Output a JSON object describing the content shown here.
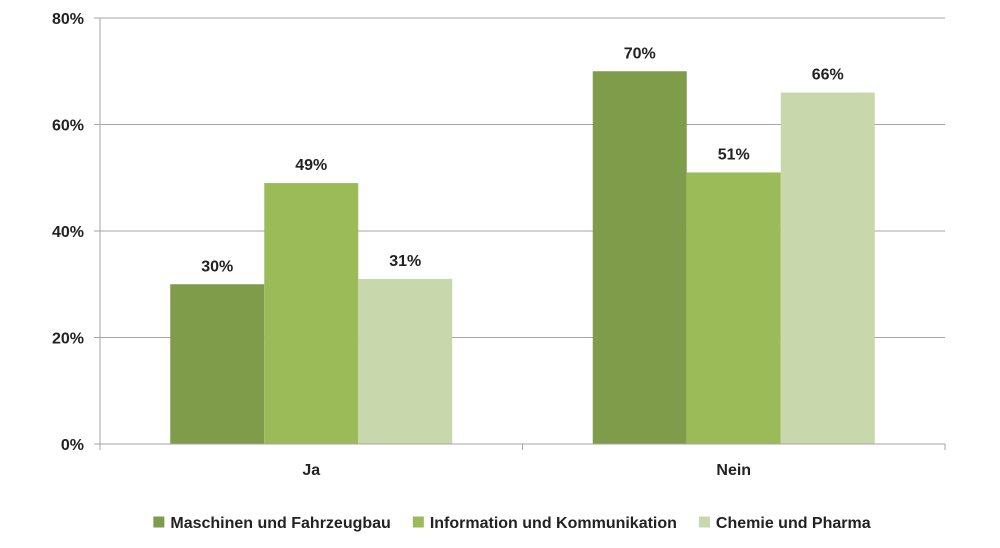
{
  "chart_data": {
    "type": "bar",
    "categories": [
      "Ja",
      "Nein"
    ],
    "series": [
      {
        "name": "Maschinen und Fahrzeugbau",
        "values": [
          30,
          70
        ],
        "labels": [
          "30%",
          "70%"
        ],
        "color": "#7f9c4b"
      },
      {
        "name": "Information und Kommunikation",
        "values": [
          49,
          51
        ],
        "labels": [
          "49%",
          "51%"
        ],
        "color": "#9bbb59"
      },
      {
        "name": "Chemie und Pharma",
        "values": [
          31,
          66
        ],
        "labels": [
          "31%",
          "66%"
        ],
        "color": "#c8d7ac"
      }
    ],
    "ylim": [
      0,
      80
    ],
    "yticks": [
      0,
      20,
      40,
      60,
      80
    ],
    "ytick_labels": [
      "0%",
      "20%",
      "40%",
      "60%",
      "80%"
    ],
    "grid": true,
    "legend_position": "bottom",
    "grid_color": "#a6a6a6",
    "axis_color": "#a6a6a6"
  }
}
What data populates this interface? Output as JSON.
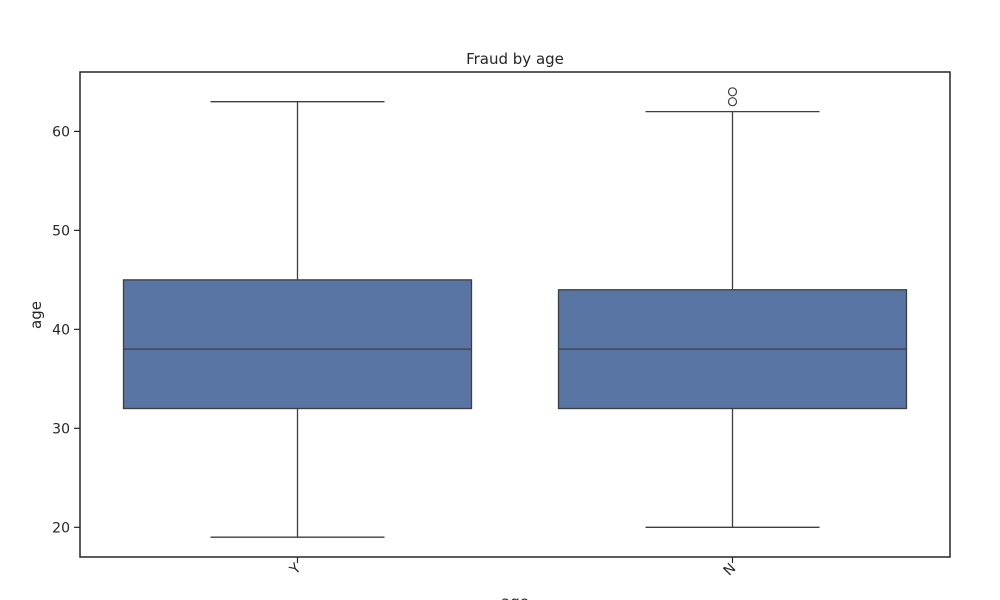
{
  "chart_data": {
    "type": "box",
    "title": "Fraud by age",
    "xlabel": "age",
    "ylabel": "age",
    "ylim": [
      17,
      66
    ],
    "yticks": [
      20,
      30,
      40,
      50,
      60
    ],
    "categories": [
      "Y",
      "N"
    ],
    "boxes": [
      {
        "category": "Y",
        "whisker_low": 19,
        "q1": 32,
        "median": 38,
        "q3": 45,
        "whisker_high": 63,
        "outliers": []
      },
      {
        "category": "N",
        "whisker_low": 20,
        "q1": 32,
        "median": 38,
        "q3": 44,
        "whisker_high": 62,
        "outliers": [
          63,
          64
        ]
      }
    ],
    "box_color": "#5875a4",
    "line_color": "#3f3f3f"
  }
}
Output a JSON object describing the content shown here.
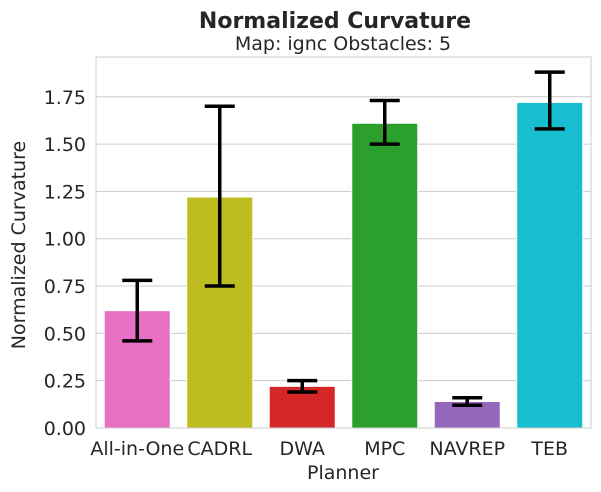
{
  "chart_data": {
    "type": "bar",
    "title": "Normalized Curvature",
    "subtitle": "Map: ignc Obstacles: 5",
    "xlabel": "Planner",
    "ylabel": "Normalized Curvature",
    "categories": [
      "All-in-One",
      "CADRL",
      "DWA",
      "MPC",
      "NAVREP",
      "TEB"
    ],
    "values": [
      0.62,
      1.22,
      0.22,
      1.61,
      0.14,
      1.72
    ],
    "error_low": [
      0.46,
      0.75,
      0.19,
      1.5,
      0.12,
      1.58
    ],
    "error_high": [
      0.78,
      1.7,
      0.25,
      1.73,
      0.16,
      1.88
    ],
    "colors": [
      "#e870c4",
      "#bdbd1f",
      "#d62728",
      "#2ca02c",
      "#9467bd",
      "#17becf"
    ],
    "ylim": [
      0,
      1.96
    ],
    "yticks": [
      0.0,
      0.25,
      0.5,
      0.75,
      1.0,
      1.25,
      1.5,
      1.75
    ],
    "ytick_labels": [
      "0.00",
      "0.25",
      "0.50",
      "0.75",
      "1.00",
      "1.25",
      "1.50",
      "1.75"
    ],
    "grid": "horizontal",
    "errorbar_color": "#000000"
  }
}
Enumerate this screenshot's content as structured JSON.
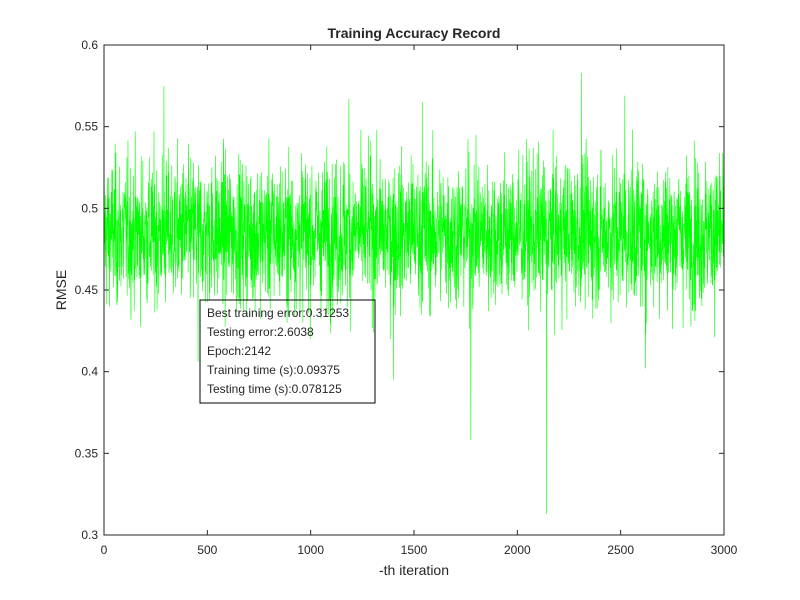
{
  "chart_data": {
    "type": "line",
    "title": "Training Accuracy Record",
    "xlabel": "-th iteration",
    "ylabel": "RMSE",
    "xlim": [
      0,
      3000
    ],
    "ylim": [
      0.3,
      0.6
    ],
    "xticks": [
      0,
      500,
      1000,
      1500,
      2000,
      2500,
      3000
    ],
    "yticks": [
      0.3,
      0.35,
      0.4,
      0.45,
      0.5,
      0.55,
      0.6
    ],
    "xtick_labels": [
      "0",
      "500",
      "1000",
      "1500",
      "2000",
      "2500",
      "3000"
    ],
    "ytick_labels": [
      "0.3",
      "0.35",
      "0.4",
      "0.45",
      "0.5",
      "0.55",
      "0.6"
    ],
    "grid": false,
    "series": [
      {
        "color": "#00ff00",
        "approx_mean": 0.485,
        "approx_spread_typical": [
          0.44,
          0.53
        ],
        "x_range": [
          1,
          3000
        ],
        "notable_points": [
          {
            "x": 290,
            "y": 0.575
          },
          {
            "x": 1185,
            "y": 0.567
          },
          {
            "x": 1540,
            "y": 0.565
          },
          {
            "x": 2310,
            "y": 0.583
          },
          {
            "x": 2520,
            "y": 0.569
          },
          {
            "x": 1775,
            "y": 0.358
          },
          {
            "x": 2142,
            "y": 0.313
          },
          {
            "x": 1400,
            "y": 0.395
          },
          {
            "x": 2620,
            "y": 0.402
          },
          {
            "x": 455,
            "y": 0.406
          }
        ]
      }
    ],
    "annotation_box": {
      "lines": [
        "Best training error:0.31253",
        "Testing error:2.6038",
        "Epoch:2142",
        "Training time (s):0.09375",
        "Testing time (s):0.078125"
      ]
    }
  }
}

....

### Problem to solve
Nothing but the pictures may be dropped; output the records above exactly.

### Response
Output a JSON object describing the content shown here.
{
  "chart_data": {
    "type": "bar",
    "categories": [
      "Ja",
      "Nein"
    ],
    "series": [
      {
        "name": "Maschinen und Fahrzeugbau",
        "values": [
          30,
          70
        ],
        "labels": [
          "30%",
          "70%"
        ],
        "color": "#7f9c4b"
      },
      {
        "name": "Information und Kommunikation",
        "values": [
          49,
          51
        ],
        "labels": [
          "49%",
          "51%"
        ],
        "color": "#9bbb59"
      },
      {
        "name": "Chemie und Pharma",
        "values": [
          31,
          66
        ],
        "labels": [
          "31%",
          "66%"
        ],
        "color": "#c8d7ac"
      }
    ],
    "ylim": [
      0,
      80
    ],
    "yticks": [
      0,
      20,
      40,
      60,
      80
    ],
    "ytick_labels": [
      "0%",
      "20%",
      "40%",
      "60%",
      "80%"
    ],
    "grid": true,
    "legend_position": "bottom",
    "grid_color": "#a6a6a6",
    "axis_color": "#a6a6a6"
  }
}
What data populates this interface? Output as JSON.
{
  "chart_data": {
    "type": "box",
    "title": "Fraud by age",
    "xlabel": "age",
    "ylabel": "age",
    "ylim": [
      17,
      66
    ],
    "yticks": [
      20,
      30,
      40,
      50,
      60
    ],
    "categories": [
      "Y",
      "N"
    ],
    "boxes": [
      {
        "category": "Y",
        "whisker_low": 19,
        "q1": 32,
        "median": 38,
        "q3": 45,
        "whisker_high": 63,
        "outliers": []
      },
      {
        "category": "N",
        "whisker_low": 20,
        "q1": 32,
        "median": 38,
        "q3": 44,
        "whisker_high": 62,
        "outliers": [
          63,
          64
        ]
      }
    ],
    "box_color": "#5875a4",
    "line_color": "#3f3f3f"
  }
}
Output a JSON object describing the content shown here.
{
  "chart_data": {
    "type": "bar",
    "title": "Normalized Curvature",
    "subtitle": "Map: ignc Obstacles: 5",
    "xlabel": "Planner",
    "ylabel": "Normalized Curvature",
    "categories": [
      "All-in-One",
      "CADRL",
      "DWA",
      "MPC",
      "NAVREP",
      "TEB"
    ],
    "values": [
      0.62,
      1.22,
      0.22,
      1.61,
      0.14,
      1.72
    ],
    "error_low": [
      0.46,
      0.75,
      0.19,
      1.5,
      0.12,
      1.58
    ],
    "error_high": [
      0.78,
      1.7,
      0.25,
      1.73,
      0.16,
      1.88
    ],
    "colors": [
      "#e870c4",
      "#bdbd1f",
      "#d62728",
      "#2ca02c",
      "#9467bd",
      "#17becf"
    ],
    "ylim": [
      0,
      1.96
    ],
    "yticks": [
      0.0,
      0.25,
      0.5,
      0.75,
      1.0,
      1.25,
      1.5,
      1.75
    ],
    "ytick_labels": [
      "0.00",
      "0.25",
      "0.50",
      "0.75",
      "1.00",
      "1.25",
      "1.50",
      "1.75"
    ],
    "grid": "horizontal",
    "errorbar_color": "#000000"
  }
}
Enumerate this screenshot's content as structured JSON.
{
  "chart_data": {
    "type": "line",
    "title": "Training Accuracy Record",
    "xlabel": "-th iteration",
    "ylabel": "RMSE",
    "xlim": [
      0,
      3000
    ],
    "ylim": [
      0.3,
      0.6
    ],
    "xticks": [
      0,
      500,
      1000,
      1500,
      2000,
      2500,
      3000
    ],
    "yticks": [
      0.3,
      0.35,
      0.4,
      0.45,
      0.5,
      0.55,
      0.6
    ],
    "xtick_labels": [
      "0",
      "500",
      "1000",
      "1500",
      "2000",
      "2500",
      "3000"
    ],
    "ytick_labels": [
      "0.3",
      "0.35",
      "0.4",
      "0.45",
      "0.5",
      "0.55",
      "0.6"
    ],
    "grid": false,
    "series": [
      {
        "color": "#00ff00",
        "approx_mean": 0.485,
        "approx_spread_typical": [
          0.44,
          0.53
        ],
        "x_range": [
          1,
          3000
        ],
        "notable_points": [
          {
            "x": 290,
            "y": 0.575
          },
          {
            "x": 1185,
            "y": 0.567
          },
          {
            "x": 1540,
            "y": 0.565
          },
          {
            "x": 2310,
            "y": 0.583
          },
          {
            "x": 2520,
            "y": 0.569
          },
          {
            "x": 1775,
            "y": 0.358
          },
          {
            "x": 2142,
            "y": 0.313
          },
          {
            "x": 1400,
            "y": 0.395
          },
          {
            "x": 2620,
            "y": 0.402
          },
          {
            "x": 455,
            "y": 0.406
          }
        ]
      }
    ],
    "annotation_box": {
      "lines": [
        "Best training error:0.31253",
        "Testing error:2.6038",
        "Epoch:2142",
        "Training time (s):0.09375",
        "Testing time (s):0.078125"
      ]
    }
  }
}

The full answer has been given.